#### [The exercise]
Nothing should be left out: output all of the entries exactly.

====== Task material ======

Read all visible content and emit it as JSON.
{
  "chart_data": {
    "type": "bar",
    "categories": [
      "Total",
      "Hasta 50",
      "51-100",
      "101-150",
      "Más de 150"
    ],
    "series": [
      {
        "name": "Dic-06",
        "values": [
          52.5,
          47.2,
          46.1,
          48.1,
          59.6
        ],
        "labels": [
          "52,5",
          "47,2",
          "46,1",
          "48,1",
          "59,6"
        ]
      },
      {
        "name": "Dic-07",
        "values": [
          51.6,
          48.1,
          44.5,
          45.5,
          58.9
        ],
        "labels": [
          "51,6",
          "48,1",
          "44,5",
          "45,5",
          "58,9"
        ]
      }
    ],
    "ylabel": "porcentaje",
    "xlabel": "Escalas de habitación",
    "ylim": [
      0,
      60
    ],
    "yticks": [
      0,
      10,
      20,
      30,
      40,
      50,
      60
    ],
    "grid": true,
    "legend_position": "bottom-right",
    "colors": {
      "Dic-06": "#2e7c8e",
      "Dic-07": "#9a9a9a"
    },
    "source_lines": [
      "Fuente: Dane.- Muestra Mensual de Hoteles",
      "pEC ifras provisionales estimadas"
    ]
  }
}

======

#### [Answer to this exercise]
Read all visible content and emit it as JSON.
{
  "chart_data": {
    "type": "bar",
    "categories": [
      "Total",
      "Hasta 50",
      "51-100",
      "101-150",
      "Más de 150"
    ],
    "series": [
      {
        "name": "Dic-06",
        "values": [
          52.5,
          47.2,
          46.1,
          48.1,
          59.6
        ],
        "labels": [
          "52,5",
          "47,2",
          "46,1",
          "48,1",
          "59,6"
        ]
      },
      {
        "name": "Dic-07",
        "values": [
          51.6,
          48.1,
          44.5,
          45.5,
          58.9
        ],
        "labels": [
          "51,6",
          "48,1",
          "44,5",
          "45,5",
          "58,9"
        ]
      }
    ],
    "ylabel": "porcentaje",
    "xlabel": "Escalas de habitación",
    "ylim": [
      0,
      60
    ],
    "yticks": [
      0,
      10,
      20,
      30,
      40,
      50,
      60
    ],
    "grid": true,
    "legend_position": "bottom-right",
    "colors": {
      "Dic-06": "#2e7c8e",
      "Dic-07": "#9a9a9a"
    },
    "source_lines": [
      "Fuente: Dane.- Muestra Mensual de Hoteles",
      "pEC ifras provisionales estimadas"
    ]
  }
}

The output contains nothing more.